SHORT PROBLEM
Where a line in the listing below contains the word "true", copy that line.

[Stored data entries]
-=-=-=-=-
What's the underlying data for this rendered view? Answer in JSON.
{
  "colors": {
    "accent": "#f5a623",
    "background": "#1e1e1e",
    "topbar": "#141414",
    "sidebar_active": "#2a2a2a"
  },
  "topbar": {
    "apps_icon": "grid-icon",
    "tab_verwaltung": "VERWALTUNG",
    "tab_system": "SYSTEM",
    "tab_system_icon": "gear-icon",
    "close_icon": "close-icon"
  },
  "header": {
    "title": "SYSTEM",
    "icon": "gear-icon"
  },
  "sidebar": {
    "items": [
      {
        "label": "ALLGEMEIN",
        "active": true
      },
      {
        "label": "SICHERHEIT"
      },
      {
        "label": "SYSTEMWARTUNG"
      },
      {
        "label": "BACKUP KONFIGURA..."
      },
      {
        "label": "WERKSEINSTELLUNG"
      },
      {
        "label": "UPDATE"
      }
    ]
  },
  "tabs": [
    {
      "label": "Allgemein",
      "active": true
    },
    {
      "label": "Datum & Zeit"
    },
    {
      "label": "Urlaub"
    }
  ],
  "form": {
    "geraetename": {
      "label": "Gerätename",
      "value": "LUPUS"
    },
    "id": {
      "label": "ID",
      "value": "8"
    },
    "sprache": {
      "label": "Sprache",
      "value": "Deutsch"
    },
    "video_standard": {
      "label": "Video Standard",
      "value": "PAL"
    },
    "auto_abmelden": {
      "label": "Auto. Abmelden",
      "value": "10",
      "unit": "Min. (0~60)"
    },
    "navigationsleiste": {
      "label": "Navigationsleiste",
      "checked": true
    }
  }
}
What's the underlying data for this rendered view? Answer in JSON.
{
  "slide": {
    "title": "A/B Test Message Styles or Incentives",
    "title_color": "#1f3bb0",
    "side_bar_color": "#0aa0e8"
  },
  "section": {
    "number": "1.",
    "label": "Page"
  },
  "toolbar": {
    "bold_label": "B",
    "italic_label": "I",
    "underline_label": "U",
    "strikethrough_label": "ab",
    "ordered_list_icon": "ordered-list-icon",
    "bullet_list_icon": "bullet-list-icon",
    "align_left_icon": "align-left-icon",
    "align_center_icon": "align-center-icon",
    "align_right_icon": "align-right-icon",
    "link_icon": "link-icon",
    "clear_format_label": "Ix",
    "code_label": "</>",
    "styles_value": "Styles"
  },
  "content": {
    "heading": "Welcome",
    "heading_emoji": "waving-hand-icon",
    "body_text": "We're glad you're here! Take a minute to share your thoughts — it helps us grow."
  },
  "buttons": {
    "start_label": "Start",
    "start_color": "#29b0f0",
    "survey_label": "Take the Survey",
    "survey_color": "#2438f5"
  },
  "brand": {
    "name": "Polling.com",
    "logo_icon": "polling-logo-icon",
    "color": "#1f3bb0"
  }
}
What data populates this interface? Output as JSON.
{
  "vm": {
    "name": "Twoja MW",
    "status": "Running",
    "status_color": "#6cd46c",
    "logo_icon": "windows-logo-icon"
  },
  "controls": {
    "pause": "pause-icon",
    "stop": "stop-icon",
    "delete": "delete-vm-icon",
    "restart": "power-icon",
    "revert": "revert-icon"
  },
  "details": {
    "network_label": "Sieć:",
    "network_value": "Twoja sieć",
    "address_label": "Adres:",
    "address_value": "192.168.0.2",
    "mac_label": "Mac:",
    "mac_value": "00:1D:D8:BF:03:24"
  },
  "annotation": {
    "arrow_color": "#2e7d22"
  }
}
-=-=-=-=-
SOLUTION TO THIS PROBLEM
        "active": true
      "active": true
      "checked": true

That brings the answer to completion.